(Saved entries)

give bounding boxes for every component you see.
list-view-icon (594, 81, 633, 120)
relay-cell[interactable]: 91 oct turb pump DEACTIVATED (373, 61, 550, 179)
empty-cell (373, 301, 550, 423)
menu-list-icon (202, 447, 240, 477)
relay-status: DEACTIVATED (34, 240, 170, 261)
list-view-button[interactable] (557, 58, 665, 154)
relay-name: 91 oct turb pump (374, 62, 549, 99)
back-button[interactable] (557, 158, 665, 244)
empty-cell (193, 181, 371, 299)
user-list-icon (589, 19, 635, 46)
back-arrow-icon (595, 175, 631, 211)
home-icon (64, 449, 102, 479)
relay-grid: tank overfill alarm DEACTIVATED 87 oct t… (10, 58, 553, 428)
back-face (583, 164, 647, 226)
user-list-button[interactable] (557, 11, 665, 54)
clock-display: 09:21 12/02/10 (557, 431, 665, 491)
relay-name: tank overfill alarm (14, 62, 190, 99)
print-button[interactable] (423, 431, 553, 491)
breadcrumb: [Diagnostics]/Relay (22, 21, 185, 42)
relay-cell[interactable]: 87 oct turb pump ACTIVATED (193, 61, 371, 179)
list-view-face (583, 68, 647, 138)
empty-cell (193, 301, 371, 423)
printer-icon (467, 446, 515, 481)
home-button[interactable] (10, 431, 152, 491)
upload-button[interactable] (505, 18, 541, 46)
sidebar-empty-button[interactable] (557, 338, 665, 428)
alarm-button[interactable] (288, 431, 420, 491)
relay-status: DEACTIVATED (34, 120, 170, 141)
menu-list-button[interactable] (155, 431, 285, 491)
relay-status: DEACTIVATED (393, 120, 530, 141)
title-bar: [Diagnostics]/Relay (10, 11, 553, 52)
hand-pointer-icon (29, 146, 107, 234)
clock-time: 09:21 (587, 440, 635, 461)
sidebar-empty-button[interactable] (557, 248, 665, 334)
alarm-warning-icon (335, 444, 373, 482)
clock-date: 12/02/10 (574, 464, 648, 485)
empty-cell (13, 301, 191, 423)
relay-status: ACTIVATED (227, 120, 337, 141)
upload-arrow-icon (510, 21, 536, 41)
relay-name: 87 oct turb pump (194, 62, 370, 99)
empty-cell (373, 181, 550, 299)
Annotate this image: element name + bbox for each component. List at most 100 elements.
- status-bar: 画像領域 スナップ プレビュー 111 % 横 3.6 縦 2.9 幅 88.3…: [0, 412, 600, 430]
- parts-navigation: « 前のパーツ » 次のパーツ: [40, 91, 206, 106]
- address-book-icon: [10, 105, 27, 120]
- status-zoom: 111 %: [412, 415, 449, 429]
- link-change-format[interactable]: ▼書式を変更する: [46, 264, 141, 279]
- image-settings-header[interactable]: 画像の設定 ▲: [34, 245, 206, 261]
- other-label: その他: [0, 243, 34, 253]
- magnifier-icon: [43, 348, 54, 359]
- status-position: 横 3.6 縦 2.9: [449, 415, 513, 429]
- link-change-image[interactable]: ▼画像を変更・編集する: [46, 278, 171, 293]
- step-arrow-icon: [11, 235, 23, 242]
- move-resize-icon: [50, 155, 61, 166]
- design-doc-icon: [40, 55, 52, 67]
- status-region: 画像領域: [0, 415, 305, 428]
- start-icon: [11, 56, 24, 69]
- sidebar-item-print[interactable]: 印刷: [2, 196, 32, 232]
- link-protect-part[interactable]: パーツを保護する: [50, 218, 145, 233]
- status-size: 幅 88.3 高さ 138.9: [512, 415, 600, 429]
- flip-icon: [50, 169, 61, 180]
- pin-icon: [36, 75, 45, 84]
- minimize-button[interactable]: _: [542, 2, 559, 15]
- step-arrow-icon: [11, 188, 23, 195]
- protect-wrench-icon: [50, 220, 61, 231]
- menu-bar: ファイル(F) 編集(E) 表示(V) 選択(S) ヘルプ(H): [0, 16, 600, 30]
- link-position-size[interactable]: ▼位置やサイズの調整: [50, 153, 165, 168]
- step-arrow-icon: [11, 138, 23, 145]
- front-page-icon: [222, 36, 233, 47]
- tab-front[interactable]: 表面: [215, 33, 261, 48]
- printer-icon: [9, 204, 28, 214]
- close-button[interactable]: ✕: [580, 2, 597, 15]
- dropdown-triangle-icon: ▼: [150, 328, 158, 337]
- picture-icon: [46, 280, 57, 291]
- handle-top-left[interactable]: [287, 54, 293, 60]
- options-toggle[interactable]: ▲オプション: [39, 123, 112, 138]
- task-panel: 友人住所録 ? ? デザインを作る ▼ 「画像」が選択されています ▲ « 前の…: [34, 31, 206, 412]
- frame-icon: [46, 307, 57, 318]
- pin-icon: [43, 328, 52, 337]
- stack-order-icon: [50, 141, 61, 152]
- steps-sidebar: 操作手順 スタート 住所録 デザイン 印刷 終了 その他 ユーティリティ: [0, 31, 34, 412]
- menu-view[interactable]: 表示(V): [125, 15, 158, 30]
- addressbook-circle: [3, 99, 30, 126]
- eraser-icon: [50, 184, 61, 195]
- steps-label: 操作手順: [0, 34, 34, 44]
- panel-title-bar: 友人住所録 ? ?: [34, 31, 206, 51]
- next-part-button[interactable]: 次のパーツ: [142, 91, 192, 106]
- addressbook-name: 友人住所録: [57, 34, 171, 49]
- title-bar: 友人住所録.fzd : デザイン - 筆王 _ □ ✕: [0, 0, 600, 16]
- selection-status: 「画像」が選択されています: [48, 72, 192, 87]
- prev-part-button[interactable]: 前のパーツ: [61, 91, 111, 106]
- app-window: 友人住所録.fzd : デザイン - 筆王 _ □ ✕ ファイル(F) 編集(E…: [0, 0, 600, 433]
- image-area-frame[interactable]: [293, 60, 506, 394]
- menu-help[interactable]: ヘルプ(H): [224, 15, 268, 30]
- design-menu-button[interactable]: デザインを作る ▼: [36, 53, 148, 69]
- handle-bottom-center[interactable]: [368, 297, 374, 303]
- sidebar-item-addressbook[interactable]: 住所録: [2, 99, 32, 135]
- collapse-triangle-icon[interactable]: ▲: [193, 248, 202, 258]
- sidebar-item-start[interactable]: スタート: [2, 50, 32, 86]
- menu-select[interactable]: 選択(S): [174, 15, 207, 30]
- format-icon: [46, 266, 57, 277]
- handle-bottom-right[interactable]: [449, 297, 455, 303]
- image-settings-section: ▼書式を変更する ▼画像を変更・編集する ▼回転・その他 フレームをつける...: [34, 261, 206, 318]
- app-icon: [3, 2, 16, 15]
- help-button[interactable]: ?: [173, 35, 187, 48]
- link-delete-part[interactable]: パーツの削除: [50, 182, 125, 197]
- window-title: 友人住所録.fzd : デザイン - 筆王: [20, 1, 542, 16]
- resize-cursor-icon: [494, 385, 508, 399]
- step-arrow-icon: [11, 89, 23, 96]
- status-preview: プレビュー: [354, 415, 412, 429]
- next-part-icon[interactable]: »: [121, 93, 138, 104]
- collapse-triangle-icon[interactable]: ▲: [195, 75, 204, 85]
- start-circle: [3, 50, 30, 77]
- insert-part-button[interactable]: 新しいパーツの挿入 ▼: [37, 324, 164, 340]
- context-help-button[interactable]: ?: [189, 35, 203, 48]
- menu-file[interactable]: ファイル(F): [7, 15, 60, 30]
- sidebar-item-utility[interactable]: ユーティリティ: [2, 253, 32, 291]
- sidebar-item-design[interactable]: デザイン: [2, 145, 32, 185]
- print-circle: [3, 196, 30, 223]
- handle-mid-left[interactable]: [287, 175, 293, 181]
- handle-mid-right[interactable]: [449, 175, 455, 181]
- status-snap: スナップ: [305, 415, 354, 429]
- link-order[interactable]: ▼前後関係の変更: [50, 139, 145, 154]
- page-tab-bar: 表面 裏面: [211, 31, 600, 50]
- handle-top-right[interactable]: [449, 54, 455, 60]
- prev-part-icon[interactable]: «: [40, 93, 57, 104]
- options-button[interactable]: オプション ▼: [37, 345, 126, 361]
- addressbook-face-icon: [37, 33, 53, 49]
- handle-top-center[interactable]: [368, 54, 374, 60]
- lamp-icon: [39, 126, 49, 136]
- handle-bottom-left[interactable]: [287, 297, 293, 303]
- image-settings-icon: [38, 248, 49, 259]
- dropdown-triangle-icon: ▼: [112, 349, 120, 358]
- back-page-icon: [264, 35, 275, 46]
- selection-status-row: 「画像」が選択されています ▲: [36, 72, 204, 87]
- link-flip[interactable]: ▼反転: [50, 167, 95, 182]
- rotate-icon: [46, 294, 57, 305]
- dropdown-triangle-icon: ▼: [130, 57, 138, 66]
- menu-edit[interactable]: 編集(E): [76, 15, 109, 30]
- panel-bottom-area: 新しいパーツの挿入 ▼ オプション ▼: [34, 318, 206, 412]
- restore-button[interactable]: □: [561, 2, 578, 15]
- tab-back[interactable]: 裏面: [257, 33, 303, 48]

To do: Copy the listing from its first line through the line with "upload-arrow-icon (510, 21, 536, 41)", substituting "OFF" for every occurrence of "DEACTIVATED" and leaving everything else unchanged.

Solved problem:
give bounding boxes for every component you see.
list-view-icon (594, 81, 633, 120)
relay-cell[interactable]: 91 oct turb pump OFF (373, 61, 550, 179)
empty-cell (373, 301, 550, 423)
menu-list-icon (202, 447, 240, 477)
relay-status: OFF (34, 240, 170, 261)
list-view-button[interactable] (557, 58, 665, 154)
relay-name: 91 oct turb pump (374, 62, 549, 99)
back-button[interactable] (557, 158, 665, 244)
empty-cell (193, 181, 371, 299)
user-list-icon (589, 19, 635, 46)
back-arrow-icon (595, 175, 631, 211)
home-icon (64, 449, 102, 479)
relay-grid: tank overfill alarm OFF 87 oct t… (10, 58, 553, 428)
back-face (583, 164, 647, 226)
user-list-button[interactable] (557, 11, 665, 54)
clock-display: 09:21 12/02/10 (557, 431, 665, 491)
relay-name: tank overfill alarm (14, 62, 190, 99)
print-button[interactable] (423, 431, 553, 491)
breadcrumb: [Diagnostics]/Relay (22, 21, 185, 42)
relay-cell[interactable]: 87 oct turb pump ACTIVATED (193, 61, 371, 179)
list-view-face (583, 68, 647, 138)
empty-cell (193, 301, 371, 423)
printer-icon (467, 446, 515, 481)
home-button[interactable] (10, 431, 152, 491)
upload-button[interactable] (505, 18, 541, 46)
sidebar-empty-button[interactable] (557, 338, 665, 428)
alarm-button[interactable] (288, 431, 420, 491)
relay-status: OFF (34, 120, 170, 141)
menu-list-button[interactable] (155, 431, 285, 491)
relay-status: OFF (393, 120, 530, 141)
title-bar: [Diagnostics]/Relay (10, 11, 553, 52)
hand-pointer-icon (29, 146, 107, 234)
clock-time: 09:21 (587, 440, 635, 461)
sidebar-empty-button[interactable] (557, 248, 665, 334)
alarm-warning-icon (335, 444, 373, 482)
clock-date: 12/02/10 (574, 464, 648, 485)
empty-cell (13, 301, 191, 423)
relay-status: ACTIVATED (227, 120, 337, 141)
upload-arrow-icon (510, 21, 536, 41)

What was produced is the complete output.